• WRITTEN TASK
Each line of the material below that holds the word "المساجد" needs to be copied.

Stored entries:
____

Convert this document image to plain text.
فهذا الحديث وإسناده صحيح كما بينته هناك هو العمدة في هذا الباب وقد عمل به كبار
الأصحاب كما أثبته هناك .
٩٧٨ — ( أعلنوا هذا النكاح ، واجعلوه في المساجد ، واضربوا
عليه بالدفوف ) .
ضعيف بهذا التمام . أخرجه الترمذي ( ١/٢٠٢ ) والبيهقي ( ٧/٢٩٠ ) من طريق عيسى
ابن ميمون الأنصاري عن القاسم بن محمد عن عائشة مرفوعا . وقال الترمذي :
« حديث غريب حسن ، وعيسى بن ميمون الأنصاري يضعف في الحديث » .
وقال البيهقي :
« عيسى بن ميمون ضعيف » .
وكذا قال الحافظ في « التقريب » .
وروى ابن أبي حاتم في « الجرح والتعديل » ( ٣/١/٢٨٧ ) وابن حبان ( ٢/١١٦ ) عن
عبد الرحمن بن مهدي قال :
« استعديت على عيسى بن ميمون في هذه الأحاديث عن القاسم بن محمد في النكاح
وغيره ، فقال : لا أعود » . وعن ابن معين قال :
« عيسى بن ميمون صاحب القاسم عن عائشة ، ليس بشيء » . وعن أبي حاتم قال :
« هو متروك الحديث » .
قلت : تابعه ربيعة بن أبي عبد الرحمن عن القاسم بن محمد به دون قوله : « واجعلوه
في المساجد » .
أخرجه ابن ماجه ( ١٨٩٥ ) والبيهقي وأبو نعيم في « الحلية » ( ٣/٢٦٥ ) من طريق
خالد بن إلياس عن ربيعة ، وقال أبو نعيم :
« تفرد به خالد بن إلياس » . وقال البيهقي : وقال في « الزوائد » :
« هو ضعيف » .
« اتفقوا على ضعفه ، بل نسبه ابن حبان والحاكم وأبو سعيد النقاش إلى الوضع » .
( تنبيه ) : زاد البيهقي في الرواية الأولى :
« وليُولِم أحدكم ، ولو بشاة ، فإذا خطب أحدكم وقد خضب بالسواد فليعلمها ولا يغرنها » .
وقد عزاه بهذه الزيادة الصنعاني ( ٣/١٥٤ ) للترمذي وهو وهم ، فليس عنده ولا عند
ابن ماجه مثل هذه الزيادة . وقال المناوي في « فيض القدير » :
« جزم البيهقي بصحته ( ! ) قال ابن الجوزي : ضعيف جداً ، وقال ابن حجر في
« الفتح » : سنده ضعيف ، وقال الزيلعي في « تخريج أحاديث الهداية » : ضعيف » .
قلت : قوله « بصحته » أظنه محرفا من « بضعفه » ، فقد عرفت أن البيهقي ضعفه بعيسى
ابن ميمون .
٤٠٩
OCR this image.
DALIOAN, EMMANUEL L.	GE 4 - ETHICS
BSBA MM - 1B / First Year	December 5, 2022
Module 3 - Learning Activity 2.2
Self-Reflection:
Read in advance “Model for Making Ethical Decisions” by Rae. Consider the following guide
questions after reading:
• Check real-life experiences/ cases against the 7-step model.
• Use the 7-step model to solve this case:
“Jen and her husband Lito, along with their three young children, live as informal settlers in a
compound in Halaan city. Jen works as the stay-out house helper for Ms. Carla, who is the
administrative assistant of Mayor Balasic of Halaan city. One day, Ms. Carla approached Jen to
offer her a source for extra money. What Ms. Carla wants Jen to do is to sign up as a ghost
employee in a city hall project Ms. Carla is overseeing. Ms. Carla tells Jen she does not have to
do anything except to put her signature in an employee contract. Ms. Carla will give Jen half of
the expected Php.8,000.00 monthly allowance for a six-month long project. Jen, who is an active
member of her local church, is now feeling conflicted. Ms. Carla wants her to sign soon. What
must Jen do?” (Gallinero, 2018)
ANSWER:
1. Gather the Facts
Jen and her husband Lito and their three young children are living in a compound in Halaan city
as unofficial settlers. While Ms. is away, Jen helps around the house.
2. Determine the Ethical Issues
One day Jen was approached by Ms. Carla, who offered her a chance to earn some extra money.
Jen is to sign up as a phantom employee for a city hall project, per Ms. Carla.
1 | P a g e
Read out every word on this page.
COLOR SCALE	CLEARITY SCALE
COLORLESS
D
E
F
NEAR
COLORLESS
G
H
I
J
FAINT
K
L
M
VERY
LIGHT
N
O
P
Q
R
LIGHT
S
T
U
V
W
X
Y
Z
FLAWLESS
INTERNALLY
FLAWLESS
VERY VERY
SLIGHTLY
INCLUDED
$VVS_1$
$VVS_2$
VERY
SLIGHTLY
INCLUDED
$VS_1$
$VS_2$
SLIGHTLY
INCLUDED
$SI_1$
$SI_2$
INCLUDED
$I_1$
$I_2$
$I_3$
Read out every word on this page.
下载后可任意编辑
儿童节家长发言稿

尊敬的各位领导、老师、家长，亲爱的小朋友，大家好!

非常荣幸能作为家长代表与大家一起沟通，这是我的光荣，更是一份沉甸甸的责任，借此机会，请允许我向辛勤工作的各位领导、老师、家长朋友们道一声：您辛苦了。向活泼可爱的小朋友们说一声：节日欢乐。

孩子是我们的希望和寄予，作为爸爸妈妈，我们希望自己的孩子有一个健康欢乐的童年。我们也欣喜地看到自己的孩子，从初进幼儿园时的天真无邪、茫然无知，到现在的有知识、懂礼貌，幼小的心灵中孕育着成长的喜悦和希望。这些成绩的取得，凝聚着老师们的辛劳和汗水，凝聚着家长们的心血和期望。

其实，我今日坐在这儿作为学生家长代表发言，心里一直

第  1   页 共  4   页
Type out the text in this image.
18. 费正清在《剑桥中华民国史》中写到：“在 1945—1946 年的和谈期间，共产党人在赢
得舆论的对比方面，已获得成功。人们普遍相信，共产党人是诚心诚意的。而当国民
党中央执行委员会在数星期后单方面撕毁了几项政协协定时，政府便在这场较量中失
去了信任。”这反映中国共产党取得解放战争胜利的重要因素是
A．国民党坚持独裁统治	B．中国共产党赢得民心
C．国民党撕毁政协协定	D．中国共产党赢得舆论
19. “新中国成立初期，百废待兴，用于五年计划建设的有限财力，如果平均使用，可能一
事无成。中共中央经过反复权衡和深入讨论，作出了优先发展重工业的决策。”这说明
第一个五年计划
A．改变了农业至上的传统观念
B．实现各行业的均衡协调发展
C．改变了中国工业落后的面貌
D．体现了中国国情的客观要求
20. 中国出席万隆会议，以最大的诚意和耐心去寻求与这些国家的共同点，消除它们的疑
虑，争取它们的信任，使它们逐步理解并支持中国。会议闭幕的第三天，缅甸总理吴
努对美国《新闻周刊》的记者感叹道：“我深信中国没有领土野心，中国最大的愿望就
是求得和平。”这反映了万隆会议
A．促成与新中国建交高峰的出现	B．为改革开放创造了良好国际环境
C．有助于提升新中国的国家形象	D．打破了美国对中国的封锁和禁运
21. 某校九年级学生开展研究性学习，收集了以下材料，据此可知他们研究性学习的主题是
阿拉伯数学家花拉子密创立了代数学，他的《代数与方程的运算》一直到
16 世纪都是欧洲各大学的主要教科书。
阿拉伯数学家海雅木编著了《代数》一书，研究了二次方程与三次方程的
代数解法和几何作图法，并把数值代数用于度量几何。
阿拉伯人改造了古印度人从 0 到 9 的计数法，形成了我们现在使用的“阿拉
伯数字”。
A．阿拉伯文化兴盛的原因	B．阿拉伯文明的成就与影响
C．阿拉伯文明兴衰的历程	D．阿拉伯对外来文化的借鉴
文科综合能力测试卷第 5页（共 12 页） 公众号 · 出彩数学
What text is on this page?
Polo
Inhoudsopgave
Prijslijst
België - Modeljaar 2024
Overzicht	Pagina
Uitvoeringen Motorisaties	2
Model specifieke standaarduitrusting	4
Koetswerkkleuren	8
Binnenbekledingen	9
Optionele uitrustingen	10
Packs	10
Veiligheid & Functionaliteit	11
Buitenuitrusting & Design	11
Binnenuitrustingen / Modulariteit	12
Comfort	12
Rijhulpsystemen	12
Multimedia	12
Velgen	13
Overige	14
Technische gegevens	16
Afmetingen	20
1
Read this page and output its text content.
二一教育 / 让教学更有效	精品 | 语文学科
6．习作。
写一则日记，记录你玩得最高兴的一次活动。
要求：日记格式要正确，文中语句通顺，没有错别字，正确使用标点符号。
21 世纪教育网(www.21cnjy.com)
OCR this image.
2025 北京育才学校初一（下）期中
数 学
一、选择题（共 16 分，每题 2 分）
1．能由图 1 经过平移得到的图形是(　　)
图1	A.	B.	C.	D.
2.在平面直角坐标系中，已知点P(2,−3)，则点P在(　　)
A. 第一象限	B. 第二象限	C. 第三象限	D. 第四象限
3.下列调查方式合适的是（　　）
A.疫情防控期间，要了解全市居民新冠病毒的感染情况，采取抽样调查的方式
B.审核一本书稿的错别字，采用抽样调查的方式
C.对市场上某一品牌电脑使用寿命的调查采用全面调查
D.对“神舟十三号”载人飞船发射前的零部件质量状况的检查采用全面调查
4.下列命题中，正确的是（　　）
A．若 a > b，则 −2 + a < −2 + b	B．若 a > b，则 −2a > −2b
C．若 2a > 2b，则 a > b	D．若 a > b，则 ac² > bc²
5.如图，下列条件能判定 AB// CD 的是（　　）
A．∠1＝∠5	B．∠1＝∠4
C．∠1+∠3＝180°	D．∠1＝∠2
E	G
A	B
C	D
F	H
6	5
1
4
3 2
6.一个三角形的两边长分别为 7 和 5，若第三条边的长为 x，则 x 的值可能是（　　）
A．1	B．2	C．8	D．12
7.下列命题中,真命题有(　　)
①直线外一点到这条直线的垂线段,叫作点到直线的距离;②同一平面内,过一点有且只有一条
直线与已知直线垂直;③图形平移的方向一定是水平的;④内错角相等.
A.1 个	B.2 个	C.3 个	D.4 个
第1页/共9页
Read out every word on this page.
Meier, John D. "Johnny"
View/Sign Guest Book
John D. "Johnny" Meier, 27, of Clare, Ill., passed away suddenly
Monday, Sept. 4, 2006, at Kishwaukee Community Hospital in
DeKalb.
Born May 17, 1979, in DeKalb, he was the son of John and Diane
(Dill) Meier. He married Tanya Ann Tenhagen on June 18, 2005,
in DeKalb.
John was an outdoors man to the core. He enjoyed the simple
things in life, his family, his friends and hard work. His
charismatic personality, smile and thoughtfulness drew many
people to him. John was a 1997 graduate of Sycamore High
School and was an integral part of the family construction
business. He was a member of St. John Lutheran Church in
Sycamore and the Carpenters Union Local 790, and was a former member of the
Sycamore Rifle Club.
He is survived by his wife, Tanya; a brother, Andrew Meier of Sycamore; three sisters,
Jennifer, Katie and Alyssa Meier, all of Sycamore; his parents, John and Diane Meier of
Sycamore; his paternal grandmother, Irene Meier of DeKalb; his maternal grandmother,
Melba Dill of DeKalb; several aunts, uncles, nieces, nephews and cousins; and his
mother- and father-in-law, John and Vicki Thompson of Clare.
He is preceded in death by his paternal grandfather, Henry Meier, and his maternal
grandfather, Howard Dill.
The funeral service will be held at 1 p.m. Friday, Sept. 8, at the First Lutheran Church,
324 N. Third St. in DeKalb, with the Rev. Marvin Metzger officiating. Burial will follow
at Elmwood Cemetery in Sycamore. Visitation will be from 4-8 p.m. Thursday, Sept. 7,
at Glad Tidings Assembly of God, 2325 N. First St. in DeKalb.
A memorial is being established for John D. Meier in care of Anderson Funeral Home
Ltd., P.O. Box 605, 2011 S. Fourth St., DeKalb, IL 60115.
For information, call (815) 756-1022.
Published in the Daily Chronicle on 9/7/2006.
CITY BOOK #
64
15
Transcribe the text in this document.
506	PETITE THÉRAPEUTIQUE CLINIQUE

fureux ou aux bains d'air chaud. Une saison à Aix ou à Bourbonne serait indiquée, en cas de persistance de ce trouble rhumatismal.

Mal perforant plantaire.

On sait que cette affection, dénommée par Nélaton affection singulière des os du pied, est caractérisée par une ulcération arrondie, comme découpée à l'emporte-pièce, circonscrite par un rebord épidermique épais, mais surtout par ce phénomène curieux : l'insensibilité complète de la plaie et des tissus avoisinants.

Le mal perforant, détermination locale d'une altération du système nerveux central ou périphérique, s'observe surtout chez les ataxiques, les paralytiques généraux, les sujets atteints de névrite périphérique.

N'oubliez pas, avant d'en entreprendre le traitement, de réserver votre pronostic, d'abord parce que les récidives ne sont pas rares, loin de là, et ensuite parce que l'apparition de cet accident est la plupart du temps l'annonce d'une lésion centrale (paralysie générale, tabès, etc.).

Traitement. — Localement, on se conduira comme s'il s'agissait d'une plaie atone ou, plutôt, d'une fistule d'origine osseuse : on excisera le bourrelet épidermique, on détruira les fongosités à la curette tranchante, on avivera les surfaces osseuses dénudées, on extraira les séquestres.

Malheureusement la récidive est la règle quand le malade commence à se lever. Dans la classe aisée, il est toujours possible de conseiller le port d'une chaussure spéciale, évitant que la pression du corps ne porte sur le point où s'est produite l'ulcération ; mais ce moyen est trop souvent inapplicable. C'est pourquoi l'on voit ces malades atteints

____

• RESPONSE TO THIS EXERCISE
٩٧٨ — ( أعلنوا هذا النكاح ، واجعلوه في المساجد ، واضربوا
في المساجد » .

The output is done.